## START TASK INPUT
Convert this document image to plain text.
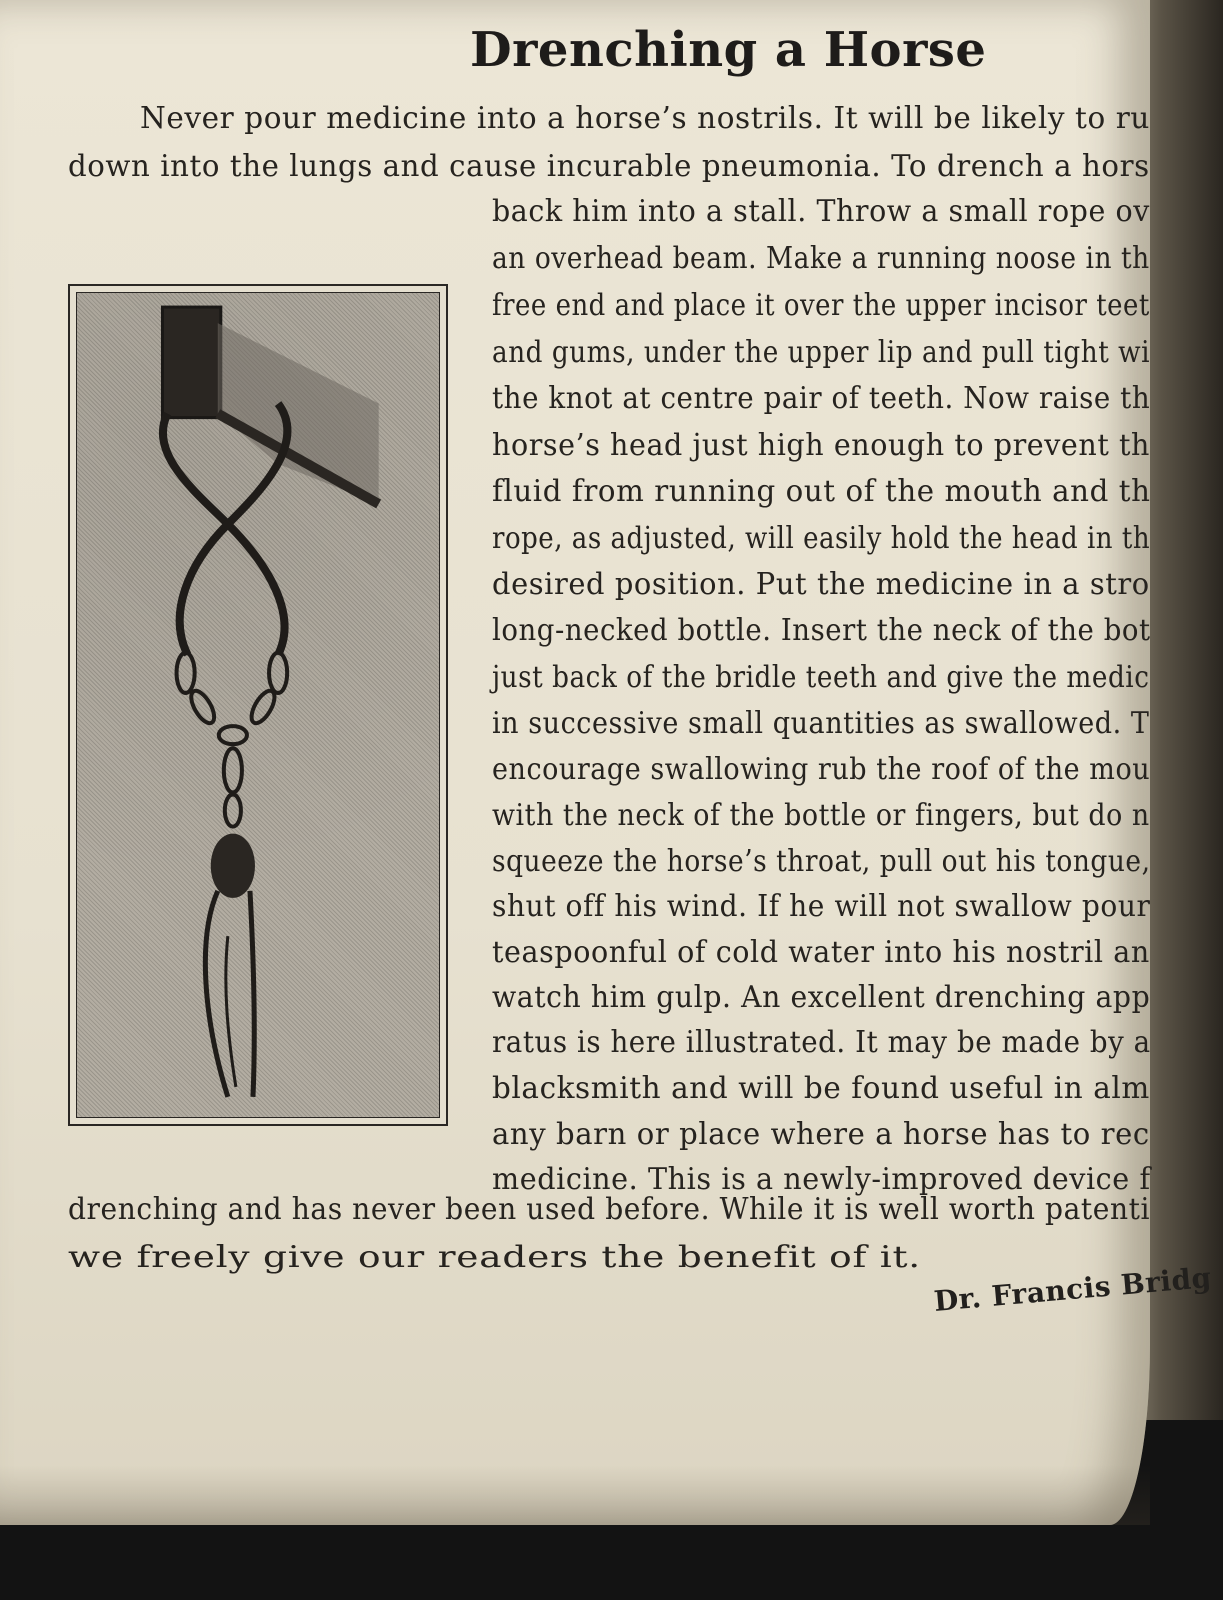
Drenching a Horse
Never pour medicine into a horse’s nostrils. It will be likely to ru
down into the lungs and cause incurable pneumonia. To drench a hors
back him into a stall. Throw a small rope ov
an overhead beam. Make a running noose in th
free end and place it over the upper incisor teet
and gums, under the upper lip and pull tight wi
the knot at centre pair of teeth. Now raise th
horse’s head just high enough to prevent th
fluid from running out of the mouth and th
rope, as adjusted, will easily hold the head in th
desired position. Put the medicine in a stro
long-necked bottle. Insert the neck of the bot
just back of the bridle teeth and give the medic
in successive small quantities as swallowed. T
encourage swallowing rub the roof of the mou
with the neck of the bottle or fingers, but do n
squeeze the horse’s throat, pull out his tongue,
shut off his wind. If he will not swallow pour
teaspoonful of cold water into his nostril an
watch him gulp. An excellent drenching app
ratus is here illustrated. It may be made by a
blacksmith and will be found useful in alm
any barn or place where a horse has to rec
medicine. This is a newly-improved device f
drenching and has never been used before. While it is well worth patenti
we freely give our readers the benefit of it.
Dr. Francis Bridg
## END TASK INPUT
WHAT THE EXERCISE ASKS: Print the complete listing exactly as it stands, without its pictures.

ANSWER TO THIS EXERCISE:
Convert this document image to plain text.
Drenching a Horse
Never pour medicine into a horse’s nostrils. It will be likely to ru
down into the lungs and cause incurable pneumonia. To drench a hors
back him into a stall. Throw a small rope ov
an overhead beam. Make a running noose in th
free end and place it over the upper incisor teet
and gums, under the upper lip and pull tight wi
the knot at centre pair of teeth. Now raise th
horse’s head just high enough to prevent th
fluid from running out of the mouth and th
rope, as adjusted, will easily hold the head in th
desired position. Put the medicine in a stro
long-necked bottle. Insert the neck of the bot
just back of the bridle teeth and give the medic
in successive small quantities as swallowed. T
encourage swallowing rub the roof of the mou
with the neck of the bottle or fingers, but do n
squeeze the horse’s throat, pull out his tongue,
shut off his wind. If he will not swallow pour
teaspoonful of cold water into his nostril an
watch him gulp. An excellent drenching app
ratus is here illustrated. It may be made by a
blacksmith and will be found useful in alm
any barn or place where a horse has to rec
medicine. This is a newly-improved device f
drenching and has never been used before. While it is well worth patenti
we freely give our readers the benefit of it.
Dr. Francis Bridg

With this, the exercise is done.